**Provided data:**
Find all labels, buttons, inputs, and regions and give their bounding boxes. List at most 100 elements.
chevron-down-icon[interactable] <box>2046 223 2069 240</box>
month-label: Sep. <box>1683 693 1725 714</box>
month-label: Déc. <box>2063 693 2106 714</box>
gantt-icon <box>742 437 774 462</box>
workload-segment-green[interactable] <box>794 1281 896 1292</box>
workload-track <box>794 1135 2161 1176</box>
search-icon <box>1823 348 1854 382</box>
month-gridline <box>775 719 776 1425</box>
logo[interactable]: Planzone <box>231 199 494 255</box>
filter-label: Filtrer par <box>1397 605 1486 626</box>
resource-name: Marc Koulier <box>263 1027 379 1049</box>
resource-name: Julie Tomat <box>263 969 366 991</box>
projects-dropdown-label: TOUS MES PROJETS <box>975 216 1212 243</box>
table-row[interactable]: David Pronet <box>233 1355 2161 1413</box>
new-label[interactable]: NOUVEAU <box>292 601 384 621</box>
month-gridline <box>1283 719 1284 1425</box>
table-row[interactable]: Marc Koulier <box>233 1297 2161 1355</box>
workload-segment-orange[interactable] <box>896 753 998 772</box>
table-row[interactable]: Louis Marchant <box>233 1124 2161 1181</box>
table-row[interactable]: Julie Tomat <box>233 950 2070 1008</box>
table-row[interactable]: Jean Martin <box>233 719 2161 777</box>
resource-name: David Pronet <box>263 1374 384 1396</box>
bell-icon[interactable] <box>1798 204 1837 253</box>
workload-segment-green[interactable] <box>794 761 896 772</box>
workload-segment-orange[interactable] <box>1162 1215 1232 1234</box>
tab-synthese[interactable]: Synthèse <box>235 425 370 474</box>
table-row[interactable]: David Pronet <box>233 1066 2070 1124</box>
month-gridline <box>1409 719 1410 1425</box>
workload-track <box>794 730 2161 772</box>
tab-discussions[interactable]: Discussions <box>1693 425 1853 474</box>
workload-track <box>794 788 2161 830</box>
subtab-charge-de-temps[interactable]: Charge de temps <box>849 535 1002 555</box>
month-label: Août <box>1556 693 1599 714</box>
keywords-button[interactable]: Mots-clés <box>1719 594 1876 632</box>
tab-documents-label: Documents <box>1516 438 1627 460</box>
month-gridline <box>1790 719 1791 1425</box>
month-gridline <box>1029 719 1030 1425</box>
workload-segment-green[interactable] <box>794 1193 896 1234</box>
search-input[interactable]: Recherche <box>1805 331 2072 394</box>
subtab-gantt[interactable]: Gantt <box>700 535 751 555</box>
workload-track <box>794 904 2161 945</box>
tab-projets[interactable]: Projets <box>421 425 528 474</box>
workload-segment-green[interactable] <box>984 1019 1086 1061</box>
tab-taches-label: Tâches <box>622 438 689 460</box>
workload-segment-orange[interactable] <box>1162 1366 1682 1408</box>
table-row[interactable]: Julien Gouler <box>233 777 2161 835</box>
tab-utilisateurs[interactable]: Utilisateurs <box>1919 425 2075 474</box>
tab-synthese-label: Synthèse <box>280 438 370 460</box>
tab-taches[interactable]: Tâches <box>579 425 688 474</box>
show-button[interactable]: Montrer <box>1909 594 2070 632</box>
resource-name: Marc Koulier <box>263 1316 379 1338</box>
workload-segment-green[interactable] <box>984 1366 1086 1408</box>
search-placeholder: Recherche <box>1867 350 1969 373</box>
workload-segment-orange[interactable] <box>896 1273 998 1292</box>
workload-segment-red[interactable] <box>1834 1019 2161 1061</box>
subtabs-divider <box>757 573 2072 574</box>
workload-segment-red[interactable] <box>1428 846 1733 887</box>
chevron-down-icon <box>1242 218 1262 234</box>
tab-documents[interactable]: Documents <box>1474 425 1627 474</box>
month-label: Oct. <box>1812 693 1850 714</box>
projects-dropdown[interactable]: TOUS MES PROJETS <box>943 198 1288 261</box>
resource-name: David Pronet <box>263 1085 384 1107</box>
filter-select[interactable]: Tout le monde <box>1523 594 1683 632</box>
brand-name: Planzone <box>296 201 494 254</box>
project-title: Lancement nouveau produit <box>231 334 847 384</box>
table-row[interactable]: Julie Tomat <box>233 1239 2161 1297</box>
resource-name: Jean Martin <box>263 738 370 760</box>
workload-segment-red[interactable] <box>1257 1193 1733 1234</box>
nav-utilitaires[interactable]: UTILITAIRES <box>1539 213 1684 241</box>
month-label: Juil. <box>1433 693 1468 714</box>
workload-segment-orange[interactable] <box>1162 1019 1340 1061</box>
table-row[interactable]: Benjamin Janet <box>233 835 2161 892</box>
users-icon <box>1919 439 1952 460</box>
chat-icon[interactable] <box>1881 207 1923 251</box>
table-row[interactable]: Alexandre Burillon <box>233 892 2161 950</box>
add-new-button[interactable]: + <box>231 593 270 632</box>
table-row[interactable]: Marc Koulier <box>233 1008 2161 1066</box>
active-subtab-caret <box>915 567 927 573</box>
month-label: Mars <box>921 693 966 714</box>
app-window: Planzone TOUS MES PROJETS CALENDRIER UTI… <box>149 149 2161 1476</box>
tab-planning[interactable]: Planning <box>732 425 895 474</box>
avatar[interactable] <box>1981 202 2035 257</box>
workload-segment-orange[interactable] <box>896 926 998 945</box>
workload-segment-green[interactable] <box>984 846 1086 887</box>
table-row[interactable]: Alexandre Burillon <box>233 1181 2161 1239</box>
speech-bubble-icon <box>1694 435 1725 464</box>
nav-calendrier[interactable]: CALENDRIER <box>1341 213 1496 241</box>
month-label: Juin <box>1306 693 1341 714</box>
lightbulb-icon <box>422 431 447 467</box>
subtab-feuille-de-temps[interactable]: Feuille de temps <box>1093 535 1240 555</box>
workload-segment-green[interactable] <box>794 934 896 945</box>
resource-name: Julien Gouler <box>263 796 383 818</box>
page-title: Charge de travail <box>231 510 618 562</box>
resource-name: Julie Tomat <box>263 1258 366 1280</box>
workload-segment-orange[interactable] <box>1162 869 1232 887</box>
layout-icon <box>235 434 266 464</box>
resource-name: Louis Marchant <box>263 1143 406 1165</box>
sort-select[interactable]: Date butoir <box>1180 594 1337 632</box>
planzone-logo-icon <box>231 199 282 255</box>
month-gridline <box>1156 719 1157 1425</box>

**Job:**
Reproduce the data above, substituting "person-name" for every "resource-name" and changing nothing else.

**Task solution:**
Find all labels, buttons, inputs, and regions and give their bounding boxes. List at most 100 elements.
chevron-down-icon[interactable] <box>2046 223 2069 240</box>
month-label: Sep. <box>1683 693 1725 714</box>
month-label: Déc. <box>2063 693 2106 714</box>
gantt-icon <box>742 437 774 462</box>
workload-segment-green[interactable] <box>794 1281 896 1292</box>
workload-track <box>794 1135 2161 1176</box>
search-icon <box>1823 348 1854 382</box>
month-gridline <box>775 719 776 1425</box>
logo[interactable]: Planzone <box>231 199 494 255</box>
filter-label: Filtrer par <box>1397 605 1486 626</box>
person-name: Marc Koulier <box>263 1027 379 1049</box>
person-name: Julie Tomat <box>263 969 366 991</box>
projects-dropdown-label: TOUS MES PROJETS <box>975 216 1212 243</box>
table-row[interactable]: David Pronet <box>233 1355 2161 1413</box>
new-label[interactable]: NOUVEAU <box>292 601 384 621</box>
month-gridline <box>1283 719 1284 1425</box>
table-row[interactable]: Marc Koulier <box>233 1297 2161 1355</box>
workload-segment-orange[interactable] <box>896 753 998 772</box>
table-row[interactable]: Louis Marchant <box>233 1124 2161 1181</box>
table-row[interactable]: Julie Tomat <box>233 950 2070 1008</box>
table-row[interactable]: Jean Martin <box>233 719 2161 777</box>
person-name: David Pronet <box>263 1374 384 1396</box>
bell-icon[interactable] <box>1798 204 1837 253</box>
workload-segment-green[interactable] <box>794 761 896 772</box>
workload-segment-orange[interactable] <box>1162 1215 1232 1234</box>
tab-synthese[interactable]: Synthèse <box>235 425 370 474</box>
table-row[interactable]: David Pronet <box>233 1066 2070 1124</box>
month-gridline <box>1409 719 1410 1425</box>
workload-track <box>794 730 2161 772</box>
tab-discussions[interactable]: Discussions <box>1693 425 1853 474</box>
workload-track <box>794 788 2161 830</box>
subtab-charge-de-temps[interactable]: Charge de temps <box>849 535 1002 555</box>
month-label: Août <box>1556 693 1599 714</box>
keywords-button[interactable]: Mots-clés <box>1719 594 1876 632</box>
tab-documents-label: Documents <box>1516 438 1627 460</box>
month-gridline <box>1790 719 1791 1425</box>
month-gridline <box>1029 719 1030 1425</box>
workload-segment-green[interactable] <box>794 1193 896 1234</box>
search-input[interactable]: Recherche <box>1805 331 2072 394</box>
subtab-gantt[interactable]: Gantt <box>700 535 751 555</box>
workload-track <box>794 904 2161 945</box>
tab-projets[interactable]: Projets <box>421 425 528 474</box>
workload-segment-green[interactable] <box>984 1019 1086 1061</box>
tab-taches-label: Tâches <box>622 438 689 460</box>
workload-segment-orange[interactable] <box>1162 1366 1682 1408</box>
table-row[interactable]: Julien Gouler <box>233 777 2161 835</box>
tab-utilisateurs[interactable]: Utilisateurs <box>1919 425 2075 474</box>
tab-synthese-label: Synthèse <box>280 438 370 460</box>
tab-taches[interactable]: Tâches <box>579 425 688 474</box>
show-button[interactable]: Montrer <box>1909 594 2070 632</box>
person-name: Marc Koulier <box>263 1316 379 1338</box>
workload-segment-green[interactable] <box>984 1366 1086 1408</box>
search-placeholder: Recherche <box>1867 350 1969 373</box>
workload-segment-orange[interactable] <box>896 1273 998 1292</box>
workload-segment-red[interactable] <box>1834 1019 2161 1061</box>
subtabs-divider <box>757 573 2072 574</box>
workload-segment-red[interactable] <box>1428 846 1733 887</box>
chevron-down-icon <box>1242 218 1262 234</box>
tab-documents[interactable]: Documents <box>1474 425 1627 474</box>
month-label: Oct. <box>1812 693 1850 714</box>
projects-dropdown[interactable]: TOUS MES PROJETS <box>943 198 1288 261</box>
person-name: David Pronet <box>263 1085 384 1107</box>
filter-select[interactable]: Tout le monde <box>1523 594 1683 632</box>
brand-name: Planzone <box>296 201 494 254</box>
project-title: Lancement nouveau produit <box>231 334 847 384</box>
table-row[interactable]: Julie Tomat <box>233 1239 2161 1297</box>
person-name: Jean Martin <box>263 738 370 760</box>
workload-segment-red[interactable] <box>1257 1193 1733 1234</box>
nav-utilitaires[interactable]: UTILITAIRES <box>1539 213 1684 241</box>
month-label: Juil. <box>1433 693 1468 714</box>
workload-segment-orange[interactable] <box>1162 1019 1340 1061</box>
table-row[interactable]: Benjamin Janet <box>233 835 2161 892</box>
users-icon <box>1919 439 1952 460</box>
chat-icon[interactable] <box>1881 207 1923 251</box>
table-row[interactable]: Alexandre Burillon <box>233 892 2161 950</box>
add-new-button[interactable]: + <box>231 593 270 632</box>
table-row[interactable]: Marc Koulier <box>233 1008 2161 1066</box>
active-subtab-caret <box>915 567 927 573</box>
month-label: Mars <box>921 693 966 714</box>
app-window: Planzone TOUS MES PROJETS CALENDRIER UTI… <box>149 149 2161 1476</box>
tab-planning[interactable]: Planning <box>732 425 895 474</box>
avatar[interactable] <box>1981 202 2035 257</box>
workload-segment-orange[interactable] <box>896 926 998 945</box>
workload-segment-green[interactable] <box>984 846 1086 887</box>
table-row[interactable]: Alexandre Burillon <box>233 1181 2161 1239</box>
speech-bubble-icon <box>1694 435 1725 464</box>
nav-calendrier[interactable]: CALENDRIER <box>1341 213 1496 241</box>
month-label: Juin <box>1306 693 1341 714</box>
lightbulb-icon <box>422 431 447 467</box>
subtab-feuille-de-temps[interactable]: Feuille de temps <box>1093 535 1240 555</box>
workload-segment-green[interactable] <box>794 934 896 945</box>
person-name: Julien Gouler <box>263 796 383 818</box>
page-title: Charge de travail <box>231 510 618 562</box>
person-name: Julie Tomat <box>263 1258 366 1280</box>
workload-segment-orange[interactable] <box>1162 869 1232 887</box>
layout-icon <box>235 434 266 464</box>
person-name: Louis Marchant <box>263 1143 406 1165</box>
sort-select[interactable]: Date butoir <box>1180 594 1337 632</box>
planzone-logo-icon <box>231 199 282 255</box>
month-gridline <box>1156 719 1157 1425</box>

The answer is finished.